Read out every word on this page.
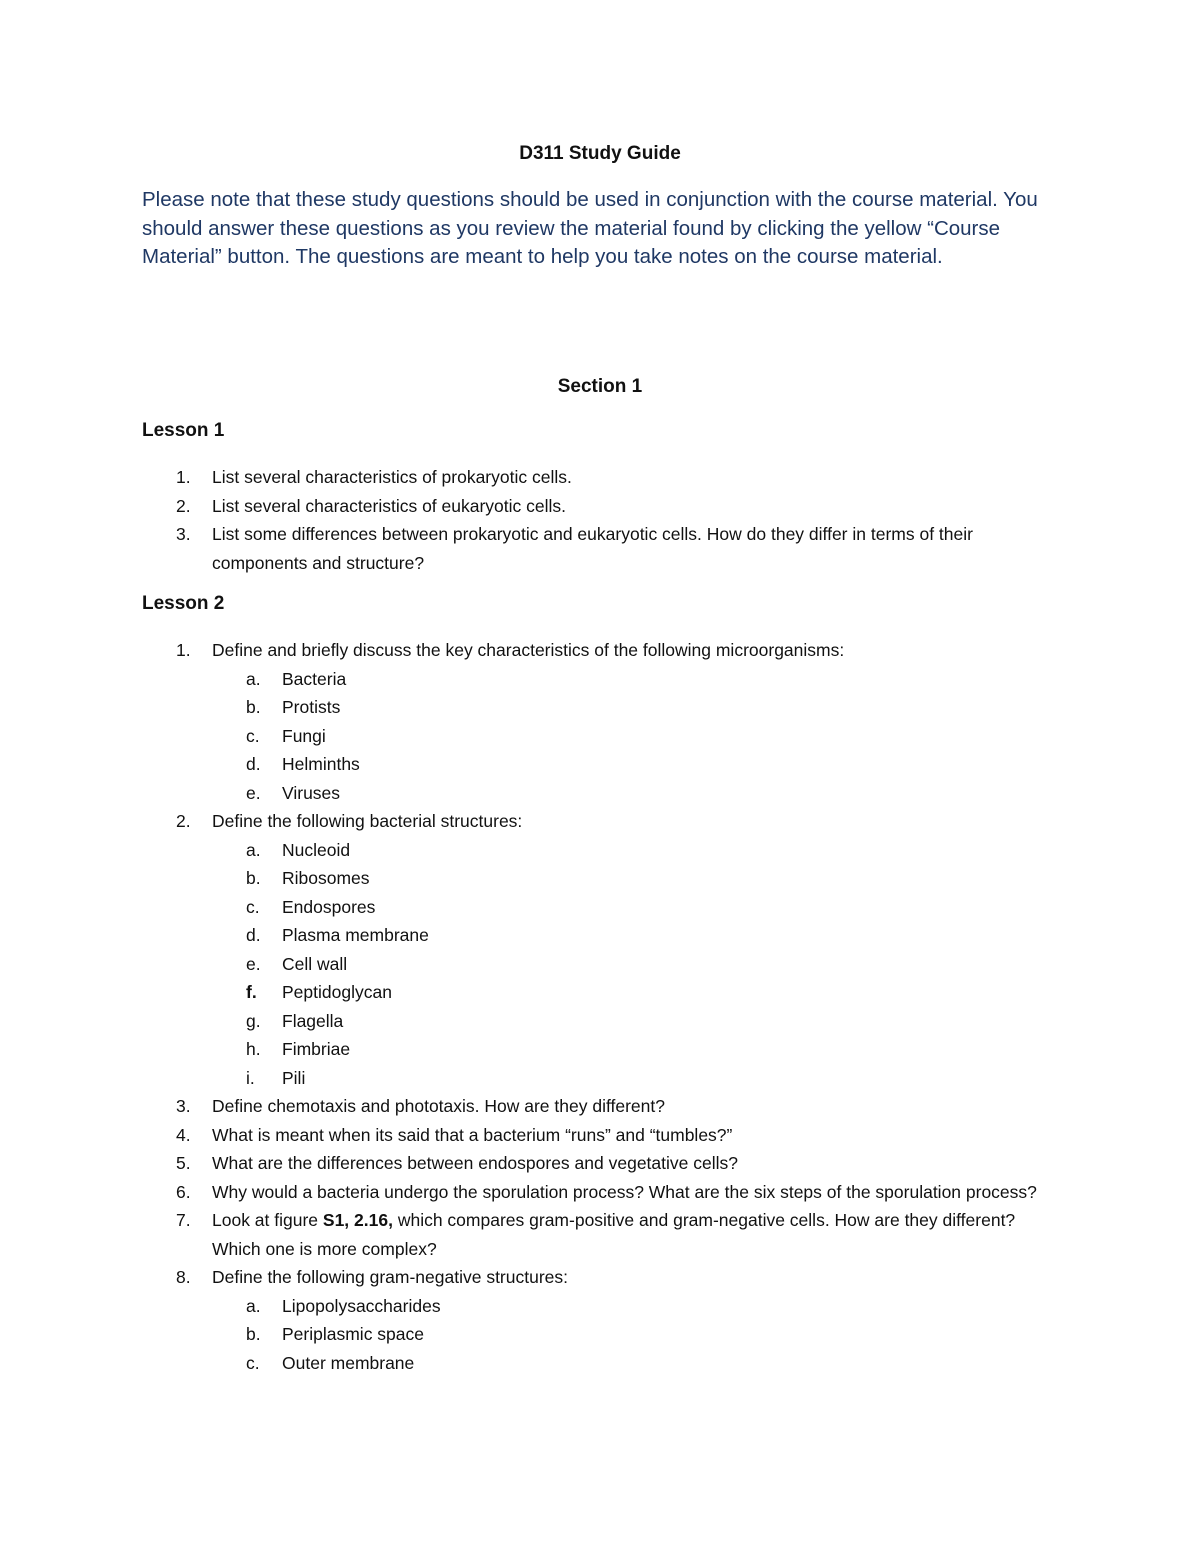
D311 Study Guide

Please note that these study questions should be used in conjunction with the course material. You should answer these questions as you review the material found by clicking the yellow “Course Material” button. The questions are meant to help you take notes on the course material.

Section 1
Lesson 1
1. List several characteristics of prokaryotic cells.
2. List several characteristics of eukaryotic cells.
3. List some differences between prokaryotic and eukaryotic cells. How do they differ in terms of their components and structure?
Lesson 2
1. Define and briefly discuss the key characteristics of the following microorganisms:
a. Bacteria
b. Protists
c. Fungi
d. Helminths
e. Viruses
2. Define the following bacterial structures:
a. Nucleoid
b. Ribosomes
c. Endospores
d. Plasma membrane
e. Cell wall
f. Peptidoglycan
g. Flagella
h. Fimbriae
i. Pili
3. Define chemotaxis and phototaxis. How are they different?
4. What is meant when its said that a bacterium “runs” and “tumbles?”
5. What are the differences between endospores and vegetative cells?
6. Why would a bacteria undergo the sporulation process? What are the six steps of the sporulation process?
7. Look at figure S1, 2.16, which compares gram-positive and gram-negative cells. How are they different? Which one is more complex?
8. Define the following gram-negative structures:
a. Lipopolysaccharides
b. Periplasmic space
c. Outer membrane
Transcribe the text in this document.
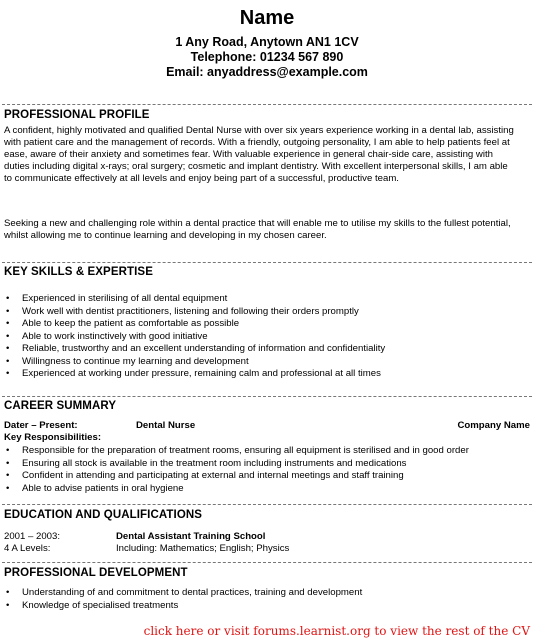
Name
1 Any Road, Anytown AN1 1CV
Telephone: 01234 567 890
Email: anyaddress@example.com
PROFESSIONAL PROFILE
A confident, highly motivated and qualified Dental Nurse with over six years experience working in a dental lab, assisting with patient care and the management of records. With a friendly, outgoing personality, I am able to help patients feel at ease, aware of their anxiety and sometimes fear. With valuable experience in general chair-side care, assisting with duties including digital x-rays; oral surgery; cosmetic and implant dentistry. With excellent interpersonal skills, I am able to communicate effectively at all levels and enjoy being part of a successful, productive team.
Seeking a new and challenging role within a dental practice that will enable me to utilise my skills to the fullest potential, whilst allowing me to continue learning and developing in my chosen career.
KEY SKILLS & EXPERTISE
• Experienced in sterilising of all dental equipment
• Work well with dentist practitioners, listening and following their orders promptly
• Able to keep the patient as comfortable as possible
• Able to work instinctively with good initiative
• Reliable, trustworthy and an excellent understanding of information and confidentiality
• Willingness to continue my learning and development
• Experienced at working under pressure, remaining calm and professional at all times
CAREER SUMMARY
Dater – Present:	Dental Nurse	Company Name
Key Responsibilities:
• Responsible for the preparation of treatment rooms, ensuring all equipment is sterilised and in good order
• Ensuring all stock is available in the treatment room including instruments and medications
• Confident in attending and participating at external and internal meetings and staff training
• Able to advise patients in oral hygiene
EDUCATION AND QUALIFICATIONS
2001 – 2003:	Dental Assistant Training School
4 A Levels:	Including: Mathematics; English; Physics
PROFESSIONAL DEVELOPMENT
• Understanding of and commitment to dental practices, training and development
• Knowledge of specialised treatments
click here or visit forums.learnist.org to view the rest of the CV
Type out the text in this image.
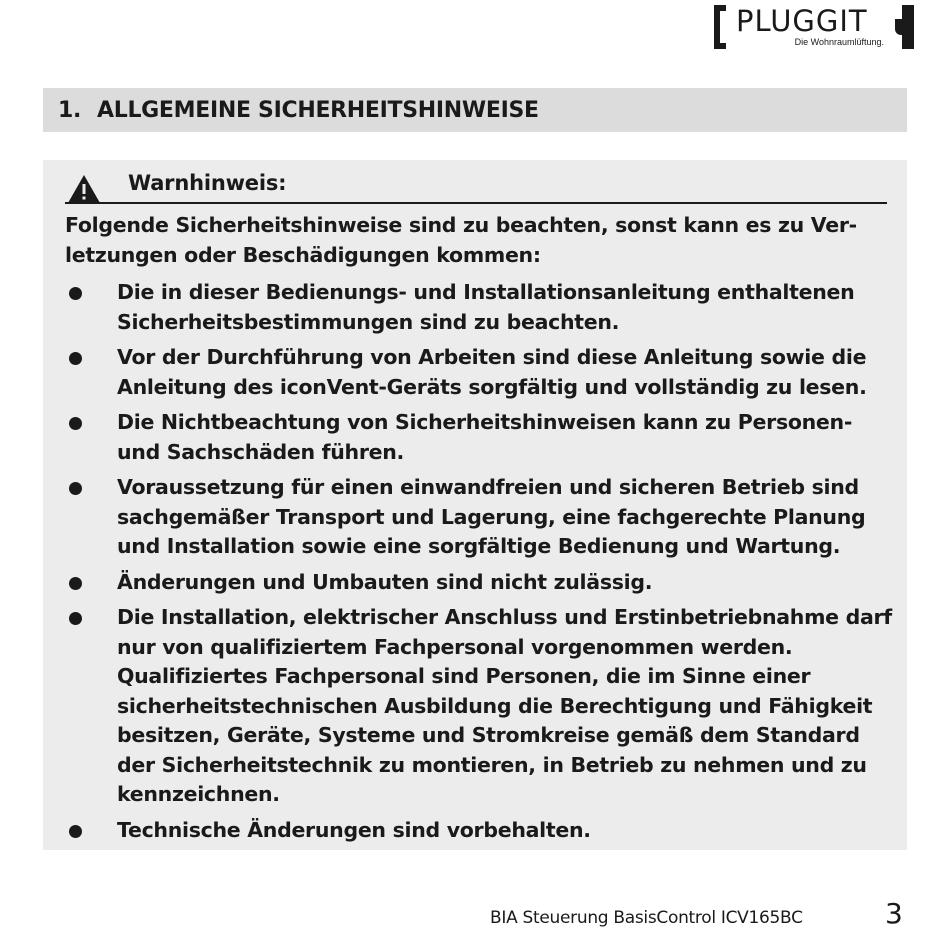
PLUGGIT
Die Wohnraumlüftung.
1. ALLGEMEINE SICHERHEITSHINWEISE
Warnhinweis:
Folgende Sicherheitshinweise sind zu beachten, sonst kann es zu Ver-letzungen oder Beschädigungen kommen:
Die in dieser Bedienungs- und Installationsanleitung enthaltenen Sicherheitsbestimmungen sind zu beachten.
Vor der Durchführung von Arbeiten sind diese Anleitung sowie die Anleitung des iconVent-Geräts sorgfältig und vollständig zu lesen.
Die Nichtbeachtung von Sicherheitshinweisen kann zu Personen- und Sachschäden führen.
Voraussetzung für einen einwandfreien und sicheren Betrieb sind sachgemäßer Transport und Lagerung, eine fachgerechte Planung und Installation sowie eine sorgfältige Bedienung und Wartung.
Änderungen und Umbauten sind nicht zulässig.
Die Installation, elektrischer Anschluss und Erstinbetriebnahme darf nur von qualifiziertem Fachpersonal vorgenommen werden. Qualifiziertes Fachpersonal sind Personen, die im Sinne einer sicherheitstechnischen Ausbildung die Berechtigung und Fähigkeit besitzen, Geräte, Systeme und Stromkreise gemäß dem Standard der Sicherheitstechnik zu montieren, in Betrieb zu nehmen und zu kennzeichnen.
Technische Änderungen sind vorbehalten.
BIA Steuerung BasisControl ICV165BC	3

--- --- ---

Each line above is to be repeated exactly as written; no picture is carried over.

__RESULT BELOW__
Read out every word on this page.
D311 Study Guide

Please note that these study questions should be used in conjunction with the course material. You should answer these questions as you review the material found by clicking the yellow “Course Material” button. The questions are meant to help you take notes on the course material.

Section 1
Lesson 1
1. List several characteristics of prokaryotic cells.
2. List several characteristics of eukaryotic cells.
3. List some differences between prokaryotic and eukaryotic cells. How do they differ in terms of their components and structure?
Lesson 2
1. Define and briefly discuss the key characteristics of the following microorganisms:
a. Bacteria
b. Protists
c. Fungi
d. Helminths
e. Viruses
2. Define the following bacterial structures:
a. Nucleoid
b. Ribosomes
c. Endospores
d. Plasma membrane
e. Cell wall
f. Peptidoglycan
g. Flagella
h. Fimbriae
i. Pili
3. Define chemotaxis and phototaxis. How are they different?
4. What is meant when its said that a bacterium “runs” and “tumbles?”
5. What are the differences between endospores and vegetative cells?
6. Why would a bacteria undergo the sporulation process? What are the six steps of the sporulation process?
7. Look at figure S1, 2.16, which compares gram-positive and gram-negative cells. How are they different? Which one is more complex?
8. Define the following gram-negative structures:
a. Lipopolysaccharides
b. Periplasmic space
c. Outer membrane
Transcribe the text in this document.
Name
1 Any Road, Anytown AN1 1CV
Telephone: 01234 567 890
Email: anyaddress@example.com
PROFESSIONAL PROFILE
A confident, highly motivated and qualified Dental Nurse with over six years experience working in a dental lab, assisting with patient care and the management of records. With a friendly, outgoing personality, I am able to help patients feel at ease, aware of their anxiety and sometimes fear. With valuable experience in general chair-side care, assisting with duties including digital x-rays; oral surgery; cosmetic and implant dentistry. With excellent interpersonal skills, I am able to communicate effectively at all levels and enjoy being part of a successful, productive team.
Seeking a new and challenging role within a dental practice that will enable me to utilise my skills to the fullest potential, whilst allowing me to continue learning and developing in my chosen career.
KEY SKILLS & EXPERTISE
• Experienced in sterilising of all dental equipment
• Work well with dentist practitioners, listening and following their orders promptly
• Able to keep the patient as comfortable as possible
• Able to work instinctively with good initiative
• Reliable, trustworthy and an excellent understanding of information and confidentiality
• Willingness to continue my learning and development
• Experienced at working under pressure, remaining calm and professional at all times
CAREER SUMMARY
Dater – Present:	Dental Nurse	Company Name
Key Responsibilities:
• Responsible for the preparation of treatment rooms, ensuring all equipment is sterilised and in good order
• Ensuring all stock is available in the treatment room including instruments and medications
• Confident in attending and participating at external and internal meetings and staff training
• Able to advise patients in oral hygiene
EDUCATION AND QUALIFICATIONS
2001 – 2003:	Dental Assistant Training School
4 A Levels:	Including: Mathematics; English; Physics
PROFESSIONAL DEVELOPMENT
• Understanding of and commitment to dental practices, training and development
• Knowledge of specialised treatments
click here or visit forums.learnist.org to view the rest of the CV
Type out the text in this image.
PLUGGIT
Die Wohnraumlüftung.
1. ALLGEMEINE SICHERHEITSHINWEISE
Warnhinweis:
Folgende Sicherheitshinweise sind zu beachten, sonst kann es zu Ver-letzungen oder Beschädigungen kommen:
Die in dieser Bedienungs- und Installationsanleitung enthaltenen Sicherheitsbestimmungen sind zu beachten.
Vor der Durchführung von Arbeiten sind diese Anleitung sowie die Anleitung des iconVent-Geräts sorgfältig und vollständig zu lesen.
Die Nichtbeachtung von Sicherheitshinweisen kann zu Personen- und Sachschäden führen.
Voraussetzung für einen einwandfreien und sicheren Betrieb sind sachgemäßer Transport und Lagerung, eine fachgerechte Planung und Installation sowie eine sorgfältige Bedienung und Wartung.
Änderungen und Umbauten sind nicht zulässig.
Die Installation, elektrischer Anschluss und Erstinbetriebnahme darf nur von qualifiziertem Fachpersonal vorgenommen werden. Qualifiziertes Fachpersonal sind Personen, die im Sinne einer sicherheitstechnischen Ausbildung die Berechtigung und Fähigkeit besitzen, Geräte, Systeme und Stromkreise gemäß dem Standard der Sicherheitstechnik zu montieren, in Betrieb zu nehmen und zu kennzeichnen.
Technische Änderungen sind vorbehalten.
BIA Steuerung BasisControl ICV165BC	3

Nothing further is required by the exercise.